● **What the exercise asks**
The records below must be duplicated exactly, character for character.

● **Material for this task**

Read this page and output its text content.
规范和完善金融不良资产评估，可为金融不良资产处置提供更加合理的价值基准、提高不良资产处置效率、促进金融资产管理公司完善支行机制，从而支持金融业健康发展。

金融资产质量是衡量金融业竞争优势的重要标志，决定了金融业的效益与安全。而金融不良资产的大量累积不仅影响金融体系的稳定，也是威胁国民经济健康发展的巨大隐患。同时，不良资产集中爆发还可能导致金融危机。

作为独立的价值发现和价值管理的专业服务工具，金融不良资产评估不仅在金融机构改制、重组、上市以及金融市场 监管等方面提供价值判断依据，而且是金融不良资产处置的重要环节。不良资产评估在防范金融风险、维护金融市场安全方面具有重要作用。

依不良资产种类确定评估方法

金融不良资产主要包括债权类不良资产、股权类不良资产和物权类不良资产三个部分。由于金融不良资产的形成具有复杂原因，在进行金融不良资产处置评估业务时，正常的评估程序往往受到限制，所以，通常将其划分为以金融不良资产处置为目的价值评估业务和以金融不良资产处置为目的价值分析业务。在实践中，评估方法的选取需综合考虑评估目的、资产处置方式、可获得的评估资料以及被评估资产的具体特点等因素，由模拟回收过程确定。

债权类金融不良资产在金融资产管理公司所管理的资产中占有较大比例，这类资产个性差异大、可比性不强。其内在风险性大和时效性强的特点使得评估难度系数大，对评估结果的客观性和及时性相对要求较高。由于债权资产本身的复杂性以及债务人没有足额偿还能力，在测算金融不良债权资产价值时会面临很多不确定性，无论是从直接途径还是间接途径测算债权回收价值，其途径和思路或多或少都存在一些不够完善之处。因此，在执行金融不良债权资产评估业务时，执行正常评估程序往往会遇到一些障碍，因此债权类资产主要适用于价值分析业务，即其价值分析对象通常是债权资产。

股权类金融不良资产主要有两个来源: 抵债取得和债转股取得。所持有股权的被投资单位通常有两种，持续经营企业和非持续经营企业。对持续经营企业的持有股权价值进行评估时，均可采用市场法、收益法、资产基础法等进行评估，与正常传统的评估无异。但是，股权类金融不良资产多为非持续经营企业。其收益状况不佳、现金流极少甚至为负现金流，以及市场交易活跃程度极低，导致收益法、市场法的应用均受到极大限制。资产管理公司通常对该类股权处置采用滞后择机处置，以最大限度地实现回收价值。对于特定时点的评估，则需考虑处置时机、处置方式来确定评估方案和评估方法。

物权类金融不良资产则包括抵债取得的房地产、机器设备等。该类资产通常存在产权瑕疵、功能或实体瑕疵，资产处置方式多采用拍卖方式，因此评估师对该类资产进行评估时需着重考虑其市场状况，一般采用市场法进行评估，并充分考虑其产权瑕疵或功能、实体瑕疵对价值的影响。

● **Solution to the problem**
Read this page and output its text content.
规范和完善金融不良资产评估，可为金融不良资产处置提供更加合理的价值基准、提高不良资产处置效率、促进金融资产管理公司完善支行机制，从而支持金融业健康发展。

金融资产质量是衡量金融业竞争优势的重要标志，决定了金融业的效益与安全。而金融不良资产的大量累积不仅影响金融体系的稳定，也是威胁国民经济健康发展的巨大隐患。同时，不良资产集中爆发还可能导致金融危机。

作为独立的价值发现和价值管理的专业服务工具，金融不良资产评估不仅在金融机构改制、重组、上市以及金融市场 监管等方面提供价值判断依据，而且是金融不良资产处置的重要环节。不良资产评估在防范金融风险、维护金融市场安全方面具有重要作用。

依不良资产种类确定评估方法

金融不良资产主要包括债权类不良资产、股权类不良资产和物权类不良资产三个部分。由于金融不良资产的形成具有复杂原因，在进行金融不良资产处置评估业务时，正常的评估程序往往受到限制，所以，通常将其划分为以金融不良资产处置为目的价值评估业务和以金融不良资产处置为目的价值分析业务。在实践中，评估方法的选取需综合考虑评估目的、资产处置方式、可获得的评估资料以及被评估资产的具体特点等因素，由模拟回收过程确定。

债权类金融不良资产在金融资产管理公司所管理的资产中占有较大比例，这类资产个性差异大、可比性不强。其内在风险性大和时效性强的特点使得评估难度系数大，对评估结果的客观性和及时性相对要求较高。由于债权资产本身的复杂性以及债务人没有足额偿还能力，在测算金融不良债权资产价值时会面临很多不确定性，无论是从直接途径还是间接途径测算债权回收价值，其途径和思路或多或少都存在一些不够完善之处。因此，在执行金融不良债权资产评估业务时，执行正常评估程序往往会遇到一些障碍，因此债权类资产主要适用于价值分析业务，即其价值分析对象通常是债权资产。

股权类金融不良资产主要有两个来源: 抵债取得和债转股取得。所持有股权的被投资单位通常有两种，持续经营企业和非持续经营企业。对持续经营企业的持有股权价值进行评估时，均可采用市场法、收益法、资产基础法等进行评估，与正常传统的评估无异。但是，股权类金融不良资产多为非持续经营企业。其收益状况不佳、现金流极少甚至为负现金流，以及市场交易活跃程度极低，导致收益法、市场法的应用均受到极大限制。资产管理公司通常对该类股权处置采用滞后择机处置，以最大限度地实现回收价值。对于特定时点的评估，则需考虑处置时机、处置方式来确定评估方案和评估方法。

物权类金融不良资产则包括抵债取得的房地产、机器设备等。该类资产通常存在产权瑕疵、功能或实体瑕疵，资产处置方式多采用拍卖方式，因此评估师对该类资产进行评估时需着重考虑其市场状况，一般采用市场法进行评估，并充分考虑其产权瑕疵或功能、实体瑕疵对价值的影响。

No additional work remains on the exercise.